Document text:

-- -- --

This tutorial presents a PHM framework for agent health monitoring. Building on earlier work in machine diagnostics and prognostics, it introduces a methodological transfer from machine health monitoring to agent health monitoring: using trajectory-level observations of agent behavior across long-horizon tasks in changing environments to construct a latent health map from historical data on successful and failed runs. This map distinguishes healthy execution, degraded behavior, and distinct failure modes. The session covers monitoring, diagnosing, and improving the reliability of agentic systems in industrial and safety-critical settings.
Speaker’s Biography:
Sagar Jose, PhD, is Principal Engineer and AI Technical Lead (LLM & Agentic AI) at Assystem in Paris, where he works on agentic AI systems for safety-critical and regulated engineering environments. His work focuses on traceable agentic workflows, retrieval and reasoning systems, evaluation and observability, and the design of robust AI architectures for real-world industrial use. Before joining Assystem, he developed data-scarce diagnostics and prognostics methods for data-scarce industrial assets, including multimodal fault diagnostics and graph-based prognostics for hydrogenerator fleets in collaboration with Hydro-Québec. He received the Best Paper Award at PHM 2024 for this work. His current research bridges Prognostics and Health Management with agentic AI, with a focus on monitoring, fault detection, and recovery in long-horizon autonomous systems.

-- -- --

Records shown:

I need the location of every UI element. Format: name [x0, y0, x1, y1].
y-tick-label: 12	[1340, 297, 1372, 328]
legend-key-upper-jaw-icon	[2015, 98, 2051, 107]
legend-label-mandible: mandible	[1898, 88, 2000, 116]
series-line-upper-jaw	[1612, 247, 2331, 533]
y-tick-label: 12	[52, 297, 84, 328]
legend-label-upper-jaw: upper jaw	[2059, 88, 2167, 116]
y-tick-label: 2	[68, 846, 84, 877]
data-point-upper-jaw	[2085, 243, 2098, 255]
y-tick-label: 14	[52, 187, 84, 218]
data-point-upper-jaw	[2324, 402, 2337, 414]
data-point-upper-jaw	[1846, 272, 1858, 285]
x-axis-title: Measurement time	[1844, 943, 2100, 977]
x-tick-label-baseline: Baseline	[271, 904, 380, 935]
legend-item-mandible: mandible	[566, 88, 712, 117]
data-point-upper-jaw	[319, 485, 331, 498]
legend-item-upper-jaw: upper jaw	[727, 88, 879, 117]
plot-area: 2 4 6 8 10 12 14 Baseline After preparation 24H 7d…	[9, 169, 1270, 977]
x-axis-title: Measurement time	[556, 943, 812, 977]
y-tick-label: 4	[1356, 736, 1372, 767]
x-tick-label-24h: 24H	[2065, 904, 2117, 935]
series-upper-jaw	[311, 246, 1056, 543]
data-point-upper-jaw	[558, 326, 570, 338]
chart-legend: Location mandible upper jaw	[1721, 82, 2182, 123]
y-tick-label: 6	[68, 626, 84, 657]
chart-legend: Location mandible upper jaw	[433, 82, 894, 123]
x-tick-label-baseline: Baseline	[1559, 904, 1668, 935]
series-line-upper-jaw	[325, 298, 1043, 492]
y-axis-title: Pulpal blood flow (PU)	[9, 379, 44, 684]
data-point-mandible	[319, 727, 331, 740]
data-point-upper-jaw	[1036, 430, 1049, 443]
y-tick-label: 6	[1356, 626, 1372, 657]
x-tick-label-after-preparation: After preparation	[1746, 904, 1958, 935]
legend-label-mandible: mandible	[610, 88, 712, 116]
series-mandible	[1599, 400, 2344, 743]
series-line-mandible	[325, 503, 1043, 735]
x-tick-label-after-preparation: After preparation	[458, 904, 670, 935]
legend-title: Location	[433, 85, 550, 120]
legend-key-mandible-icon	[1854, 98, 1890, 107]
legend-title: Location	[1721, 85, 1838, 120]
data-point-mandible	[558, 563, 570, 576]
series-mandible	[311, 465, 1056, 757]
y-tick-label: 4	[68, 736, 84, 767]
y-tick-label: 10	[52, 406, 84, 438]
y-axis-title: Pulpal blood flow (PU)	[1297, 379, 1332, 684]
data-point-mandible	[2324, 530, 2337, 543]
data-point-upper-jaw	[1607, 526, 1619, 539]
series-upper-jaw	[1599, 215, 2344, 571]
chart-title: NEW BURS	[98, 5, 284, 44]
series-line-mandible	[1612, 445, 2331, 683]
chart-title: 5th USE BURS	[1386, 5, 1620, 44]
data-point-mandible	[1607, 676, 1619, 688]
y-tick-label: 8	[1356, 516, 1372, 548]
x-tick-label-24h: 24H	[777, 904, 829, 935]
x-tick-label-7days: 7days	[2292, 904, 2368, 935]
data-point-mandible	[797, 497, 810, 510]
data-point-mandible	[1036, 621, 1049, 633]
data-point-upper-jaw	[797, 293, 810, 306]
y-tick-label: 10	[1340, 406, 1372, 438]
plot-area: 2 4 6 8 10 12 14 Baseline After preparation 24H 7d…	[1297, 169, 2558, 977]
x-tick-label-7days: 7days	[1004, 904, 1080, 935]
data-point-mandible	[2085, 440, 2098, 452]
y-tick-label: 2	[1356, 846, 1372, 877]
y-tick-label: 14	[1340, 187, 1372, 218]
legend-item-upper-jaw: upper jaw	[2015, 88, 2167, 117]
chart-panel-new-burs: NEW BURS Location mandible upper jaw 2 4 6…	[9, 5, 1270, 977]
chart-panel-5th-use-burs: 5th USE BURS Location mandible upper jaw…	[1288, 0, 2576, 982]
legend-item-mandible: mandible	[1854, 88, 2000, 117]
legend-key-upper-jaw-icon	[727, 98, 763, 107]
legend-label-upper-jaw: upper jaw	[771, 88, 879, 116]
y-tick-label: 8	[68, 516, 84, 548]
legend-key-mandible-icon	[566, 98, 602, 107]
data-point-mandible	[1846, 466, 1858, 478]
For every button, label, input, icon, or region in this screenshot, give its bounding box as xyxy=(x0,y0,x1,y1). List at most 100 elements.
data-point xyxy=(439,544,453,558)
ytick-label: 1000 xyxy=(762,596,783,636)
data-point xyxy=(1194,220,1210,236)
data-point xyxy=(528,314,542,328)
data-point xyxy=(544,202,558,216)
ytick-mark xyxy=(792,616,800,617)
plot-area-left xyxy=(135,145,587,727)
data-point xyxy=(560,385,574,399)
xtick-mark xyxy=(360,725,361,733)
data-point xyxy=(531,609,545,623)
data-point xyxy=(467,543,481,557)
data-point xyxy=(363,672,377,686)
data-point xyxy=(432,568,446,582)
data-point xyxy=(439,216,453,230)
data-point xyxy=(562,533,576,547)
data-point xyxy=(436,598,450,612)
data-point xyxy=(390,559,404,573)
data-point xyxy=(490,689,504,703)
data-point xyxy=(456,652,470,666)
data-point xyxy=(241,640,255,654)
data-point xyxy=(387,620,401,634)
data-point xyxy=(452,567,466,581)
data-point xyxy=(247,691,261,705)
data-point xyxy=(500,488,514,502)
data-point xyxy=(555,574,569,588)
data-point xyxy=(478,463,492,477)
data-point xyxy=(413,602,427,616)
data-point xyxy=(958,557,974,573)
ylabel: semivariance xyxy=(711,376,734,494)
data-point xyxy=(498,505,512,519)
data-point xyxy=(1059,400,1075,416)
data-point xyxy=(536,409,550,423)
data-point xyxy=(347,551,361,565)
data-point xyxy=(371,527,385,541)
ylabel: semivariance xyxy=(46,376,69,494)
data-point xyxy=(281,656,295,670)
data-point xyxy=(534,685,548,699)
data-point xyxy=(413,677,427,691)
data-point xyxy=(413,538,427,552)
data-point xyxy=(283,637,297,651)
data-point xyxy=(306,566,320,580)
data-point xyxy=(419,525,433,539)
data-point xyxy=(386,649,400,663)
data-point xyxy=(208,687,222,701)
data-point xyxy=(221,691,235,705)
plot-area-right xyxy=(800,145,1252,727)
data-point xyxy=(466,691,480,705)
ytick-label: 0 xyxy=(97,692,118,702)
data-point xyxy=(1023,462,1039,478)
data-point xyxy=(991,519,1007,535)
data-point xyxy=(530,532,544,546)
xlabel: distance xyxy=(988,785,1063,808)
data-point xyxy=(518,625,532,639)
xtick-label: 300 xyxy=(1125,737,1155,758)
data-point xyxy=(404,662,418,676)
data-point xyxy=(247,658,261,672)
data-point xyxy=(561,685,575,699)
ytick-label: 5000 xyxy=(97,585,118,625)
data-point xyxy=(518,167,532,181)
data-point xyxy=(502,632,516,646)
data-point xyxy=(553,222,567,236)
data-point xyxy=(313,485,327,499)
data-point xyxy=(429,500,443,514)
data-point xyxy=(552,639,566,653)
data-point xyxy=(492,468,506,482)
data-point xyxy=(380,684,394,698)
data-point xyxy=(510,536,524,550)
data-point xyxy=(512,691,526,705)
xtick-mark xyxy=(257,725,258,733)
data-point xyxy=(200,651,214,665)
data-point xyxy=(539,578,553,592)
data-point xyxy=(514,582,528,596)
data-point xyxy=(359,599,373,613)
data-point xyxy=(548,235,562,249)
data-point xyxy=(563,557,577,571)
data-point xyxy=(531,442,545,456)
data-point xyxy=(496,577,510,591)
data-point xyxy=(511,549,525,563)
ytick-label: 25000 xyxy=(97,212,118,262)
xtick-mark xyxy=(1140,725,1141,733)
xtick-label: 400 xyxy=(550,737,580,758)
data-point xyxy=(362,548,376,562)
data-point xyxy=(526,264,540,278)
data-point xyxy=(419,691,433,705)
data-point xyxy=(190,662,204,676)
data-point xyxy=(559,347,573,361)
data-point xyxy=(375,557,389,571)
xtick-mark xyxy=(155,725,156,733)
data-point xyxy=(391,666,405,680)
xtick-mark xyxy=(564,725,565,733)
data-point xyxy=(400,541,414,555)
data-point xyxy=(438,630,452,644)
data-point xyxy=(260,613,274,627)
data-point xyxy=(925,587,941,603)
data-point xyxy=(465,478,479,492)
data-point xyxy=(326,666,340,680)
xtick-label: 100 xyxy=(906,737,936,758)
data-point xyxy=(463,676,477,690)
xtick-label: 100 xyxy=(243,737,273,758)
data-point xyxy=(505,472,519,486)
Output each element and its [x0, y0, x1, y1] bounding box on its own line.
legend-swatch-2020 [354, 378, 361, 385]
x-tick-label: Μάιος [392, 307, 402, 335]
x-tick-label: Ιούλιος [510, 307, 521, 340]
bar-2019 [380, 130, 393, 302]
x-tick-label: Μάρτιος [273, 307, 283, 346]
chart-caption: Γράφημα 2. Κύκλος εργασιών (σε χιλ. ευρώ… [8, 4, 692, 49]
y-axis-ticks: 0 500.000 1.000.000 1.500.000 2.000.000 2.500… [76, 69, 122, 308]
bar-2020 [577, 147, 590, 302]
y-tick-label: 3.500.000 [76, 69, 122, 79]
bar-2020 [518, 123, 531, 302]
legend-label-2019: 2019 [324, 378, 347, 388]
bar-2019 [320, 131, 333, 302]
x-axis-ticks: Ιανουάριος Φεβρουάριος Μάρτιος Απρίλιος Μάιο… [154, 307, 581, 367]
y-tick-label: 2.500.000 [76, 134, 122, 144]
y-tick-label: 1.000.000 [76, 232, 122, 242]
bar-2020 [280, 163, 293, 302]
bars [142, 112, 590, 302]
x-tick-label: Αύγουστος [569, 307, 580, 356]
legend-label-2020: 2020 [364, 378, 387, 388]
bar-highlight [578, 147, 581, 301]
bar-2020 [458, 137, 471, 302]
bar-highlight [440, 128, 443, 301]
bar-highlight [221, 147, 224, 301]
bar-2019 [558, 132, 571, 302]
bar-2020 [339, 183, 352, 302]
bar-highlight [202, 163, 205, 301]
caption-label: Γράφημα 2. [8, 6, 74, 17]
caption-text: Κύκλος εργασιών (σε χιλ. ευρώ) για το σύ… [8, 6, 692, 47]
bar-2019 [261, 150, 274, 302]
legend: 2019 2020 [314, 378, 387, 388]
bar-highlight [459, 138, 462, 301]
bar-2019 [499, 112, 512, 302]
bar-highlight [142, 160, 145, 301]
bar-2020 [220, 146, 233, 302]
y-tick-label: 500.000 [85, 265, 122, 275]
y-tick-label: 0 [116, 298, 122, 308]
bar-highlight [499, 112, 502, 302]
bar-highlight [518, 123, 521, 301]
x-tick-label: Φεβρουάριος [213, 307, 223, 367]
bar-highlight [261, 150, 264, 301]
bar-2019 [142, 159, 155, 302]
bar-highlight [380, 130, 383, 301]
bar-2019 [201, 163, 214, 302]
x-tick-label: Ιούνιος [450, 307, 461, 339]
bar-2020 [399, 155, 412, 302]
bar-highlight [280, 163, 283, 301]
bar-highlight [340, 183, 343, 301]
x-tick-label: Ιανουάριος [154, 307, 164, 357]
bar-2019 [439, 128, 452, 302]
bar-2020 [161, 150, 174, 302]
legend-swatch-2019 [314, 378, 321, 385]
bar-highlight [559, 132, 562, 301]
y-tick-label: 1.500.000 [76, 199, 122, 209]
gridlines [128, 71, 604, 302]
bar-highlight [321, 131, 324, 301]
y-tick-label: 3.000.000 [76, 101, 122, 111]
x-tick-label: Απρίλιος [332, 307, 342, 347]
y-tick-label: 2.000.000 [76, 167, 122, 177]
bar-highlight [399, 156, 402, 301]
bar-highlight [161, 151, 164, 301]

-- -- --

Tasks for this exercise:
1. In the tutorial description:
(a) What three things does the latent health map distinguish?
(b) In which city is Assystem located?
(c) What award did Sagar Jose receive, and at which event?
2. Can you return, word for word, the part of the tutorial description running from "This tutorial presents" up to and including "and safety-critical settings."?

Activity answers:
1.
(a) Healthy execution, degraded behavior, and distinct failure modes.
(b) Paris.
(c) The Best Paper Award, at PHM 2024.

2.
This tutorial presents a PHM framework for agent health monitoring. Building on earlier work in machine diagnostics and prognostics, it introduces a methodological transfer from machine health monitoring to agent health monitoring: using trajectory-level observations of agent behavior across long-horizon tasks in changing environments to construct a latent health map from historical data on successful and failed runs. This map distinguishes healthy execution, degraded behavior, and distinct failure modes. The session covers monitoring, diagnosing, and improving the reliability of agentic systems in industrial and safety-critical settings.